■ Problem to solve:
Using the data below, show every line where the word "dentro" occurs.

■ Task inputs:
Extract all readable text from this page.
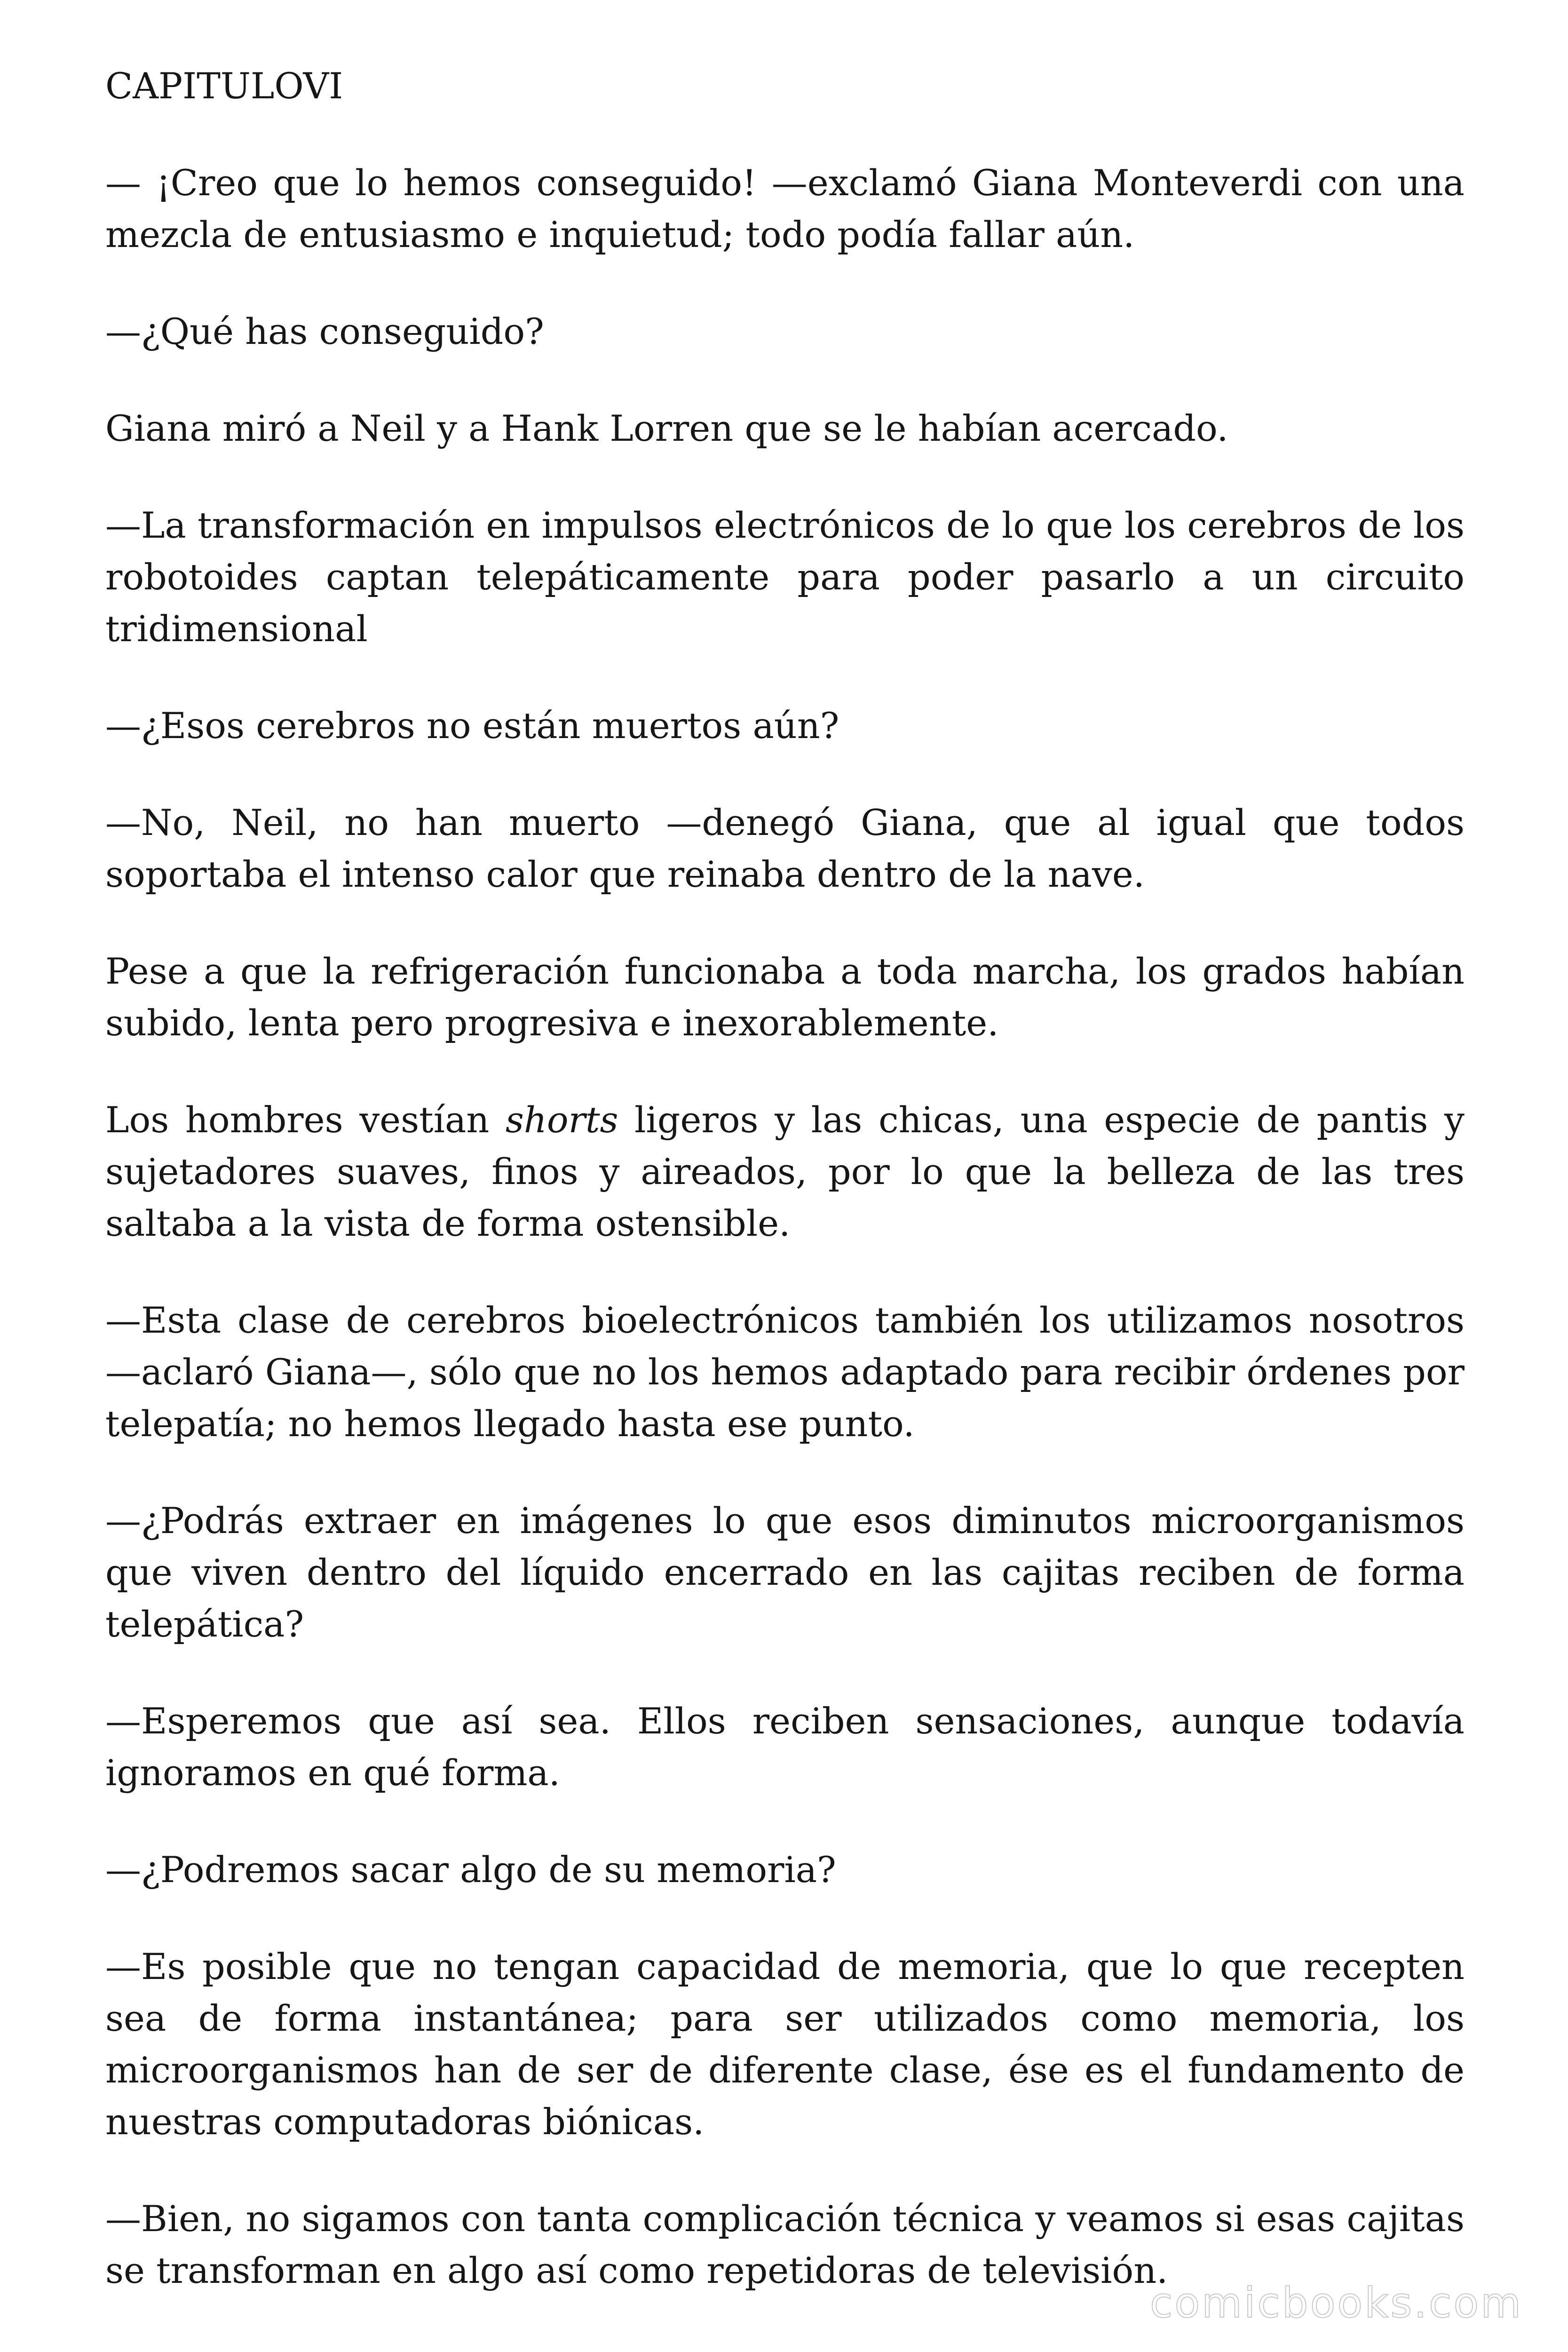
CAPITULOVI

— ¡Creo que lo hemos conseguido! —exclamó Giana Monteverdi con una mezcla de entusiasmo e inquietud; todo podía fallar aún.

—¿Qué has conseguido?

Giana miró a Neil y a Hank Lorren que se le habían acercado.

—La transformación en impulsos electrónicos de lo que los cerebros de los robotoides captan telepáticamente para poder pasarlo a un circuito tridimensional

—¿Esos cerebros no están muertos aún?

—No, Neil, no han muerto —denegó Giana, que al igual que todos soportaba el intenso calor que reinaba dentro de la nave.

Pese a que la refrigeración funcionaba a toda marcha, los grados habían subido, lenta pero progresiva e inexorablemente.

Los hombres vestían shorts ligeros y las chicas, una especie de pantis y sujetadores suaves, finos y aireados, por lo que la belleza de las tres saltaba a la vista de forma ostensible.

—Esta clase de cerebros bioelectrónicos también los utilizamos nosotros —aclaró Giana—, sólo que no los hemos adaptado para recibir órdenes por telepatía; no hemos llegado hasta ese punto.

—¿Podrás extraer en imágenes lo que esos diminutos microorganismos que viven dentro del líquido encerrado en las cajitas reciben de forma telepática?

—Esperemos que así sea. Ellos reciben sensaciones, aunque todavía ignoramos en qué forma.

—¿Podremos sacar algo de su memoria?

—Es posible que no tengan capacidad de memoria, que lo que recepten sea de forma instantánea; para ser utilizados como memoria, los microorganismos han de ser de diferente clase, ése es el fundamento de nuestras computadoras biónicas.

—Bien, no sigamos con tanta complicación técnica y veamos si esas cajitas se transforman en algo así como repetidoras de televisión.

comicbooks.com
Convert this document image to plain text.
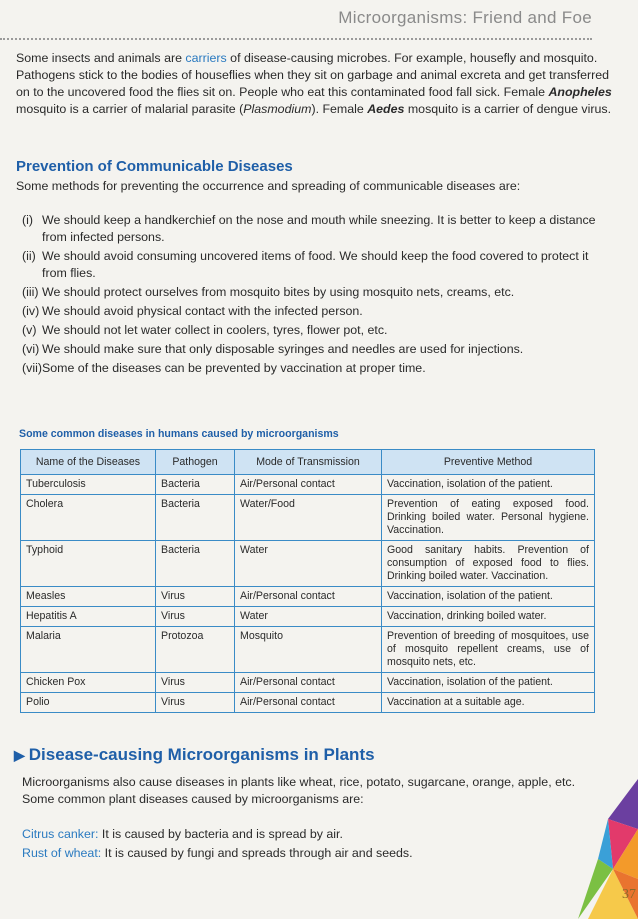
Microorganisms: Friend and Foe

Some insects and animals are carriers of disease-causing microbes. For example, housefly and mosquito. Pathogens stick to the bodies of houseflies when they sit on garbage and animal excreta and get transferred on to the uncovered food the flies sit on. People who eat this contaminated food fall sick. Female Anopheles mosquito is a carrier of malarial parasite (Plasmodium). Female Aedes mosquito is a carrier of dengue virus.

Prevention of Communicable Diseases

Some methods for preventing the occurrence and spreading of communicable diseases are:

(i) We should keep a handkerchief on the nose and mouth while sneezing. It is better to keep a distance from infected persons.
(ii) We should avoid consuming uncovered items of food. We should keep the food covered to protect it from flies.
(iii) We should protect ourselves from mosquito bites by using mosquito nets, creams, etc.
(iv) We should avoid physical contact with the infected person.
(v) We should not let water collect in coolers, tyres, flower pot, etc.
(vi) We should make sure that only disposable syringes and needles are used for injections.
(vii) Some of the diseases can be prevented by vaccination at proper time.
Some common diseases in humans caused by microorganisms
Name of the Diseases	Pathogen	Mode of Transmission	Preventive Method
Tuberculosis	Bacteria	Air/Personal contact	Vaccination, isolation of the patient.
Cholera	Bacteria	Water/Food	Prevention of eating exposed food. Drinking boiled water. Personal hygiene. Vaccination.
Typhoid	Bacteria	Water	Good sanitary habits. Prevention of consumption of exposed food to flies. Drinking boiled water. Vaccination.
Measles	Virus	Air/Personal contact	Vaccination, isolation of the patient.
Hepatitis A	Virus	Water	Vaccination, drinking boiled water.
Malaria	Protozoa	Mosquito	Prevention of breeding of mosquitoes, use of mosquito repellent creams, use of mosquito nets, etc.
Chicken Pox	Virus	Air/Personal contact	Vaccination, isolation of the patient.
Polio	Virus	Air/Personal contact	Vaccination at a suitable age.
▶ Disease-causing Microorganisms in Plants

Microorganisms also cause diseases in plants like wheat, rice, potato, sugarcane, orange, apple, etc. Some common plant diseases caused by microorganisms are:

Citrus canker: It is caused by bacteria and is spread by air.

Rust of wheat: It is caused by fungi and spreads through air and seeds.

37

■ Response below:
—No, Neil, no han muerto —denegó Giana, que al igual que todos soportaba el intenso calor que reinaba dentro de la nave.
—¿Podrás extraer en imágenes lo que esos diminutos microorganismos que viven dentro del líquido encerrado en las cajitas reciben de forma telepática?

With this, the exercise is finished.